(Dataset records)
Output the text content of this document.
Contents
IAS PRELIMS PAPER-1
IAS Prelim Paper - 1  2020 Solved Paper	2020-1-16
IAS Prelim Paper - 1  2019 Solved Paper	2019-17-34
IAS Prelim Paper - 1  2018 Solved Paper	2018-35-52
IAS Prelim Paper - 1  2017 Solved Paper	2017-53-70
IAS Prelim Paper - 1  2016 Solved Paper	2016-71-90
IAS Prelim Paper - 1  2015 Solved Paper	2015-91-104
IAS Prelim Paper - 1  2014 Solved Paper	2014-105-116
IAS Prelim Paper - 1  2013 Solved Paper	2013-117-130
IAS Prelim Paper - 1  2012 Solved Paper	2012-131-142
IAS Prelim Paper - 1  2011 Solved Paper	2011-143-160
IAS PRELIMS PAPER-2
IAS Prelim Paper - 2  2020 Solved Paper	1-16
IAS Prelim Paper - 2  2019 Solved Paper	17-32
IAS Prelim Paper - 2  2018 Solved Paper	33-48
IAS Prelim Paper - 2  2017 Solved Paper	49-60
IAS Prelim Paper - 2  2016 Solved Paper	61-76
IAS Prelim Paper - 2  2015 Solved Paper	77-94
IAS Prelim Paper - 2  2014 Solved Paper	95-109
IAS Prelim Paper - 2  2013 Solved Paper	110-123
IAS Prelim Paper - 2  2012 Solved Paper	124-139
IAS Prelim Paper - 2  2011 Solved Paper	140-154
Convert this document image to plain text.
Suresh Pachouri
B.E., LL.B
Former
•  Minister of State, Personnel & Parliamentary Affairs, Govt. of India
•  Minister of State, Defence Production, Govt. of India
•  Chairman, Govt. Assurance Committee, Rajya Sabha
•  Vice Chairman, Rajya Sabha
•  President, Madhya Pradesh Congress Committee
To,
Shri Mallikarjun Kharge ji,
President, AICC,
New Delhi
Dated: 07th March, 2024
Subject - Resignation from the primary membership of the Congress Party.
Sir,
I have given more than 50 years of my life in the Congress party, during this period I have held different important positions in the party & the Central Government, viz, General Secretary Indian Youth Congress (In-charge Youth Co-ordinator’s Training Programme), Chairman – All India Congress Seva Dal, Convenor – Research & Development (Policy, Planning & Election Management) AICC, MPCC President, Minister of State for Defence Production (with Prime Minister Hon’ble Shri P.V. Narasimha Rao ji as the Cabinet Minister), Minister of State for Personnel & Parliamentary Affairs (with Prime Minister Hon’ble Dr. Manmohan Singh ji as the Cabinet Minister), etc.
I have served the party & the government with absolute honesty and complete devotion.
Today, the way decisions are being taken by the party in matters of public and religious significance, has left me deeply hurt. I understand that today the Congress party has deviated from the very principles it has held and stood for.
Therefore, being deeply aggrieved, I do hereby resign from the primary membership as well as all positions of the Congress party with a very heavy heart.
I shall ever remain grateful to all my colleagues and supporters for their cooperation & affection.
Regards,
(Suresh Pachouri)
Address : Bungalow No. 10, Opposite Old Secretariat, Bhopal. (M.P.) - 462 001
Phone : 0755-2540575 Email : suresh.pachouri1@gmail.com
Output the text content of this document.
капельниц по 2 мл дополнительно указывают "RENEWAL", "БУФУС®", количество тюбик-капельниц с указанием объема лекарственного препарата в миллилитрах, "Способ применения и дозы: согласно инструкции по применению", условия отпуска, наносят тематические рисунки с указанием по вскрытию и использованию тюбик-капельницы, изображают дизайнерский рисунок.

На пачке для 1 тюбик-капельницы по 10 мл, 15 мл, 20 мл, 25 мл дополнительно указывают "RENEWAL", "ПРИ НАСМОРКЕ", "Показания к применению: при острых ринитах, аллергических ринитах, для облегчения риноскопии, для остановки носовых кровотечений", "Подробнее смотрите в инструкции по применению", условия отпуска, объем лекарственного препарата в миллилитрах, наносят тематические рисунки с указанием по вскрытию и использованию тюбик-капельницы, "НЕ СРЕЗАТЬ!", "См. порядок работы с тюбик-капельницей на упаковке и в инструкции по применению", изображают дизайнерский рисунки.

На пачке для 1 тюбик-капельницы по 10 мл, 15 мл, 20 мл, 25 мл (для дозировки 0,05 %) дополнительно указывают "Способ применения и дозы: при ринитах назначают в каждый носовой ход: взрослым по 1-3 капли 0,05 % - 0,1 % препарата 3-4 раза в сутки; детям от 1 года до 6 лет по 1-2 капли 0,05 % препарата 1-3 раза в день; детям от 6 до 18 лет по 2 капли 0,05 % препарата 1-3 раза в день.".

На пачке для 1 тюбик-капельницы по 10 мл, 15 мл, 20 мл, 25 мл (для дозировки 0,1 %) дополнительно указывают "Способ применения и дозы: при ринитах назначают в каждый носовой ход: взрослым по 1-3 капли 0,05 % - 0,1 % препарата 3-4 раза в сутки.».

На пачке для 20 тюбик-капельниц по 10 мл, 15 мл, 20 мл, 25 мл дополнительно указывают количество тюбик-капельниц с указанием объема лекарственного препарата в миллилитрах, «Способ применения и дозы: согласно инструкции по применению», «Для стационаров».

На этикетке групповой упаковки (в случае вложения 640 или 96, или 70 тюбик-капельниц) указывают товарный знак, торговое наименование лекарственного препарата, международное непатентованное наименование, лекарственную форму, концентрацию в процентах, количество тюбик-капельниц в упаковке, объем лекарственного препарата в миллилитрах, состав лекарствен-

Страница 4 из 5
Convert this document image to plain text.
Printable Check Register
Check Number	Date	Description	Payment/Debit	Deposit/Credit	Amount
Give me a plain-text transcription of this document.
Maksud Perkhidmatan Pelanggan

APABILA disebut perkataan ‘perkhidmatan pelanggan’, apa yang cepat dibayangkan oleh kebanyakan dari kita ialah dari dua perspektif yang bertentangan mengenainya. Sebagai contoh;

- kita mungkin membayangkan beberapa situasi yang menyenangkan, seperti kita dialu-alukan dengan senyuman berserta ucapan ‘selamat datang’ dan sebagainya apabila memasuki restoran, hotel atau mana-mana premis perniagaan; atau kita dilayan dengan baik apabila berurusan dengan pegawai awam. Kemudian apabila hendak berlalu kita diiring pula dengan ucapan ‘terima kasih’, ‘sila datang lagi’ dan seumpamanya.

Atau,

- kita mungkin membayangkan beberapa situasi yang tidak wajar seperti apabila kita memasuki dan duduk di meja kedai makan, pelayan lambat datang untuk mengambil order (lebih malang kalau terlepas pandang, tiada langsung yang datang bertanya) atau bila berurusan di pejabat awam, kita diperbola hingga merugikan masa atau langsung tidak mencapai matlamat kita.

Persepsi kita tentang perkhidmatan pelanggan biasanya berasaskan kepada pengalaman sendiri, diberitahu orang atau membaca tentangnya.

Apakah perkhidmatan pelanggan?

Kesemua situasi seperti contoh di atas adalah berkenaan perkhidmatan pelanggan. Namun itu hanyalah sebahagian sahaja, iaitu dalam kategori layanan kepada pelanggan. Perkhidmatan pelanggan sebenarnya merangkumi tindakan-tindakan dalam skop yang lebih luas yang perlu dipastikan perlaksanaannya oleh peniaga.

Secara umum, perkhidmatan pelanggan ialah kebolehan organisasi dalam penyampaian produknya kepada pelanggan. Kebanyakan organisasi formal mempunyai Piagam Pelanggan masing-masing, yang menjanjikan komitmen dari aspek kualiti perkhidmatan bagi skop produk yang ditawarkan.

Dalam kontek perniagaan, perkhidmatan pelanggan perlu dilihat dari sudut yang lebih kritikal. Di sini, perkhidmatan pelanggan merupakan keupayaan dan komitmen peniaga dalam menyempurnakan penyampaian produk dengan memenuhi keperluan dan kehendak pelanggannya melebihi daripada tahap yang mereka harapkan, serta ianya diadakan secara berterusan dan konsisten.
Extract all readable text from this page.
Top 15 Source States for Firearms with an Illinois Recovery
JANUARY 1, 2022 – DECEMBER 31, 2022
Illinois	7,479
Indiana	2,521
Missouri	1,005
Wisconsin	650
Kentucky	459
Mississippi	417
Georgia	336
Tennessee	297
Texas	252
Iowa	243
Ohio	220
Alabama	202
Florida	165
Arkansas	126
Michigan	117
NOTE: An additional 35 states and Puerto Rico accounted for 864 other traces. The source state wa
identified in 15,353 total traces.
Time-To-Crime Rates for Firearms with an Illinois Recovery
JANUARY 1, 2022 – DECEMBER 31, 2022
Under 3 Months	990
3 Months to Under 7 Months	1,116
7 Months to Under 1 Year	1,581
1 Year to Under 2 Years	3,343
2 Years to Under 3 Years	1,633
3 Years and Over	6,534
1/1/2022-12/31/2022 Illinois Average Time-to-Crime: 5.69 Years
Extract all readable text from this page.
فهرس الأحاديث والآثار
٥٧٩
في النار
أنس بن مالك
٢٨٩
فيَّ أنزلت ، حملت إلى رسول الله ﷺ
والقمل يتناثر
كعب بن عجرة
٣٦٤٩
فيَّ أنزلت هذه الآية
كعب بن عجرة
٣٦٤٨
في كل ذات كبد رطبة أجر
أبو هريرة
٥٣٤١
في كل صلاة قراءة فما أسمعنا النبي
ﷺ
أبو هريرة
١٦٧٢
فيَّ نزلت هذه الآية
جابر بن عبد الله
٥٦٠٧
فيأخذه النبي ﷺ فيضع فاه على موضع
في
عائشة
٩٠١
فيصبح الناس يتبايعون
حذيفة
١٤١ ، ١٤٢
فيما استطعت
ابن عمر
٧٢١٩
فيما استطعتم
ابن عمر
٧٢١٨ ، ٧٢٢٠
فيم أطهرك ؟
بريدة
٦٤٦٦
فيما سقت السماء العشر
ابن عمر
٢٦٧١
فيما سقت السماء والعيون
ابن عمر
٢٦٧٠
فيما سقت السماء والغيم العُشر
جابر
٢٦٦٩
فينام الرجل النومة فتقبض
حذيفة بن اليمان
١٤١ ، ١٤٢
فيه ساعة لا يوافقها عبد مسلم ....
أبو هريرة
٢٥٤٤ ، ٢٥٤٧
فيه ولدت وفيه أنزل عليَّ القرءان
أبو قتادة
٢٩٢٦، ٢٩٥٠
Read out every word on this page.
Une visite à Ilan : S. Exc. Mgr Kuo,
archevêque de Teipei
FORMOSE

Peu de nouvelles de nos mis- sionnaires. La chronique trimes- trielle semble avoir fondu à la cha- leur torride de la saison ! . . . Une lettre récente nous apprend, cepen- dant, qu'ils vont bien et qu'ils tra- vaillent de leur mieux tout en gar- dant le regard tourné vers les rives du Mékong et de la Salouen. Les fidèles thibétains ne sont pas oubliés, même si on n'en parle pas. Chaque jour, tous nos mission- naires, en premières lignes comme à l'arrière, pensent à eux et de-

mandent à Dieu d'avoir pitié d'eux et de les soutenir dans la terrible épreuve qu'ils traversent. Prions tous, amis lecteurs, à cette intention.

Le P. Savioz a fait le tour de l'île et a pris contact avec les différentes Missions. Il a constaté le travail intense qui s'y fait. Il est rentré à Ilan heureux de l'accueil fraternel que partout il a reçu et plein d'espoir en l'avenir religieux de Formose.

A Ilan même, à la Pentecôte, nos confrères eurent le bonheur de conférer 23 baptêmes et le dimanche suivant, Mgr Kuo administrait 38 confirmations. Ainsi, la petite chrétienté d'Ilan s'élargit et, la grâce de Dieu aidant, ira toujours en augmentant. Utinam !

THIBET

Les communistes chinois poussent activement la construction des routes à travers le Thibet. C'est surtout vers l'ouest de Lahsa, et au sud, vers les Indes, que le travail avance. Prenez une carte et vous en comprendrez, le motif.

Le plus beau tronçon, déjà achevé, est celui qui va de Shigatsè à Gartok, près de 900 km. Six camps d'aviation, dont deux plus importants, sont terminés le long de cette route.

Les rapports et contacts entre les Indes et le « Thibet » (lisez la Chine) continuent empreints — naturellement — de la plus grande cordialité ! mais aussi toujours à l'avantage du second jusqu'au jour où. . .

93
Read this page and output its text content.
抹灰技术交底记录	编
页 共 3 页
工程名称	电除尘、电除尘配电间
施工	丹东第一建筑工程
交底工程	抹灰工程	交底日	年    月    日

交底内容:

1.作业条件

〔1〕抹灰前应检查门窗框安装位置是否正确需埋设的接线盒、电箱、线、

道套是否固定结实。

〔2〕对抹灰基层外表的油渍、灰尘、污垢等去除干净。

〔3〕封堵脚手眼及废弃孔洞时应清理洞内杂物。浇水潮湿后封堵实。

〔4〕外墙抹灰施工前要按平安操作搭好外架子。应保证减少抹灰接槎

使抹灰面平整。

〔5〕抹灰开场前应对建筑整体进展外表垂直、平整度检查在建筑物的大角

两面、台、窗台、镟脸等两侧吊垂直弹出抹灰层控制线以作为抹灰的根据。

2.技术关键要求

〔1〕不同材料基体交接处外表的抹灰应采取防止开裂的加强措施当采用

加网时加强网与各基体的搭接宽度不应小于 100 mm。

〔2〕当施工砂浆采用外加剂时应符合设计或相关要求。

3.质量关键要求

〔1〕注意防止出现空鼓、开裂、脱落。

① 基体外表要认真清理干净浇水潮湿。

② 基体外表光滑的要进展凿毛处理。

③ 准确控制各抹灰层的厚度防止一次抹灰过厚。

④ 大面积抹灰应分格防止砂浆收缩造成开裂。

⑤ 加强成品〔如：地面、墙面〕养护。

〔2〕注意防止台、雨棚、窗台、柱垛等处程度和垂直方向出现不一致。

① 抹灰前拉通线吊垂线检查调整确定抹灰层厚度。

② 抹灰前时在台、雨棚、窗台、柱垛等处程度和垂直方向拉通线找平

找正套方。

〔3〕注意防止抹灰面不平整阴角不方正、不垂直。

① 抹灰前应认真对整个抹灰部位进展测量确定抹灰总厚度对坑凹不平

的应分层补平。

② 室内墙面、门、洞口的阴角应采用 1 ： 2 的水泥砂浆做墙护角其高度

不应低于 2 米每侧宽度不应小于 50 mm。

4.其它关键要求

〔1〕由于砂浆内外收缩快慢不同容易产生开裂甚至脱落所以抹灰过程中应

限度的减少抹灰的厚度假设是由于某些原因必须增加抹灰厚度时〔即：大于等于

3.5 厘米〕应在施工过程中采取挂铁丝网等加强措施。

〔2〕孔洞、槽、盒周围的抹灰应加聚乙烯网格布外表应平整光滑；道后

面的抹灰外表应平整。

**Task prompt:**
In the records above, collect each line with "Affairs".

**The completed task:**
•  Minister of State, Personnel & Parliamentary Affairs, Govt. of India
I have given more than 50 years of my life in the Congress party, during this period I have held different important positions in the party & the Central Government, viz, General Secretary Indian Youth Congress (In-charge Youth Co-ordinator’s Training Programme), Chairman – All India Congress Seva Dal, Convenor – Research & Development (Policy, Planning & Election Management) AICC, MPCC President, Minister of State for Defence Production (with Prime Minister Hon’ble Shri P.V. Narasimha Rao ji as the Cabinet Minister), Minister of State for Personnel & Parliamentary Affairs (with Prime Minister Hon’ble Dr. Manmohan Singh ji as the Cabinet Minister), etc.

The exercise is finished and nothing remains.